# Task brief
Continue the text on the advantages of R&D and breeding in indoor farming from its last sentence, keeping its style.

### Text excerpt

What are the advantages of R&D/breeding in indoor farming?
Daylight-free R&D and breeding are all about complete control, repeatability, and speed. Here are the main advantages and what they offer in practice.
Advantage 1: Stable research conditions
In a fully controlled environment, outdoor temperature, sunlight exposure, and day length are irrelevant. In fact, you determine the exact conditions you need for your research question and focus solely on the variables you want to test. This improves the reliability of your results and makes it easier to compare different trials over time.
Advantage 2: Highest hygiene standard
When the growing environment and access are strictly controlled, pests and diseases get little opportunity to spread. You can achieve very high hygiene standards (GHP/lab-like) in your research environment, minimizing the need to intervene with crop protection products and keeping your data cleaner. This is particularly valuable for sensitive research or when small differences make a big impact.
Advantage 3: Lower costs due to faster turnaround and fewer losses
Reproducibility is not just a scientific goal; it is economically important, too. Full control leads to far fewer failed trials, faster conclusions, and a higher turnaround. Additionally, you are no longer tied to growing seasons: you can run the same trials year round and shorten growing cycles, since plants are always in an optimal growing climate.

######
### Dataset extract

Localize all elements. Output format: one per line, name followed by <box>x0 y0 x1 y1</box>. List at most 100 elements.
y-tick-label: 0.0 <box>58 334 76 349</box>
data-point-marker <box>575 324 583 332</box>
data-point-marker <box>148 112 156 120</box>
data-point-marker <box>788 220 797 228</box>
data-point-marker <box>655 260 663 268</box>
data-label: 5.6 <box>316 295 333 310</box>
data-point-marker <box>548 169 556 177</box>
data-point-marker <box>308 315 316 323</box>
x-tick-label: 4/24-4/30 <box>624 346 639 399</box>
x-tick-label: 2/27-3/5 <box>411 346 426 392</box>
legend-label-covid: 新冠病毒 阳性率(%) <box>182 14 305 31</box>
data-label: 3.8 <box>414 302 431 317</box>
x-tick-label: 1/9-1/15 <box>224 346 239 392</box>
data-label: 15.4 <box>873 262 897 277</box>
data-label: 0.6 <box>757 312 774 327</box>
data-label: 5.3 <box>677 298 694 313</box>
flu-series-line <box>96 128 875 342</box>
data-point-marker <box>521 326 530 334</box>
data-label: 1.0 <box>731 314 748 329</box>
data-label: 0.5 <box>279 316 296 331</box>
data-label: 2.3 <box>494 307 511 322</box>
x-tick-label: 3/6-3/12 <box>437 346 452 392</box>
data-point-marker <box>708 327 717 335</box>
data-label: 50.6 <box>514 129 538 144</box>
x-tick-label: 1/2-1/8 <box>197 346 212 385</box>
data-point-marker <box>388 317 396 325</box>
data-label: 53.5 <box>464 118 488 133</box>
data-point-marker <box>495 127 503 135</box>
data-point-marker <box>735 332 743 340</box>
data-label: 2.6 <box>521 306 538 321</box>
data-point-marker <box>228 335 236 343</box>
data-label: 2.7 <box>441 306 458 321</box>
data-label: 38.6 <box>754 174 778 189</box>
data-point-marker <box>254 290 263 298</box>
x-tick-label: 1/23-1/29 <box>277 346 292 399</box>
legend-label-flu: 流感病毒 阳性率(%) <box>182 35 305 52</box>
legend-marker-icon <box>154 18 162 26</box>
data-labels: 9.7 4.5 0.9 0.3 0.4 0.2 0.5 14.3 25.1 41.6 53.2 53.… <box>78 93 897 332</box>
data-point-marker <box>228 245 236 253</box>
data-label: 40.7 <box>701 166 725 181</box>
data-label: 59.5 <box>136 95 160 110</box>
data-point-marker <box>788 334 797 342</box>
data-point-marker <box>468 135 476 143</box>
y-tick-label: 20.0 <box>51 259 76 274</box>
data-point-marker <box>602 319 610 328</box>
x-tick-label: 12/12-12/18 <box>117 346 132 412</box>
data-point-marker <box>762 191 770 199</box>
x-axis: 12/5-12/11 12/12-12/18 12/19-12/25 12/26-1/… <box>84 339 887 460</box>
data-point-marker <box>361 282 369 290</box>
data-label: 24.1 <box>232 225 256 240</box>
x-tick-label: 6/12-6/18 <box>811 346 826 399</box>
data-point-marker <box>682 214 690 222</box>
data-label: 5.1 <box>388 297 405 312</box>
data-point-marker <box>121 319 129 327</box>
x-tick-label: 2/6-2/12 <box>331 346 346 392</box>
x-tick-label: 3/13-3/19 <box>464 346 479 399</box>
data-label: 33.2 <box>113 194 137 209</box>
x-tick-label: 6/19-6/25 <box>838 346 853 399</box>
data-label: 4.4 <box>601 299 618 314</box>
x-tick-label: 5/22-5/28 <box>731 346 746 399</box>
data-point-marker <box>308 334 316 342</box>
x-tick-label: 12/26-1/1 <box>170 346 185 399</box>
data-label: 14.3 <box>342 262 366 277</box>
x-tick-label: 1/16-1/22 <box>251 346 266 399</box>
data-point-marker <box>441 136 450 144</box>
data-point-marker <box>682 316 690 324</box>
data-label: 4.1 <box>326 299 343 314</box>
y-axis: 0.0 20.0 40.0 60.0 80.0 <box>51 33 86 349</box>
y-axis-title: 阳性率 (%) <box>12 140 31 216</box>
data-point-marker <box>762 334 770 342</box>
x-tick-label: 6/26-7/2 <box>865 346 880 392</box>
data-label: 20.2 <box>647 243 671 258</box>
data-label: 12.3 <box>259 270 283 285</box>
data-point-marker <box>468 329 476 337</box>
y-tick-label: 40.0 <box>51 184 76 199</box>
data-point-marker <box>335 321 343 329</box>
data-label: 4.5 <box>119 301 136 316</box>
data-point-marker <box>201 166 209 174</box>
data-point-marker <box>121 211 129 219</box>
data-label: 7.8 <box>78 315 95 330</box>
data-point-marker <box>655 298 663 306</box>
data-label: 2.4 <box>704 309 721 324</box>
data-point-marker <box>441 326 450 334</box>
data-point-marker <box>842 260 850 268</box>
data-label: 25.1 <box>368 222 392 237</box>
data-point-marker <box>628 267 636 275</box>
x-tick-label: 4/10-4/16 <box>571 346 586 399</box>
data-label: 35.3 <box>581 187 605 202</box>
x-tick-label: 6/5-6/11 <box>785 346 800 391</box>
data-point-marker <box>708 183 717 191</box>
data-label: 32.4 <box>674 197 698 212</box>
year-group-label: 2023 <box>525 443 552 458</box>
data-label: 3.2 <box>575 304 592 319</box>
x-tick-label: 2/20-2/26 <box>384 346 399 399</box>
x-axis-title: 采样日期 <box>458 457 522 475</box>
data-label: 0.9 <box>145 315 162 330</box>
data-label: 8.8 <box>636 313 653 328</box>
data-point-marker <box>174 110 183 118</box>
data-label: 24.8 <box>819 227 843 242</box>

######

# Result for this exercise
Advantage 4: Better germination results, better plant health, and potentially improved seed storage qualities
In daylight-free propagation, you can steer the germination process more closely to the crop’s needs. This results in more uniform and more robust starting material that is better equipped for the next cultivation phase – be it the greenhouse or the field.
Advantage 5: Controlled simulation of certain extreme conditions
Stress and resilience research often requires extremes: fluctuations in light and temperature, drought stress, or specific RH profiles. Indoor farming research allows you to simulate these extremes in a controlled way, changing one factor at a time and giving you much more confidence in cause and effect. This speeds up the acquisition of insights and improves the quality of your conclusions.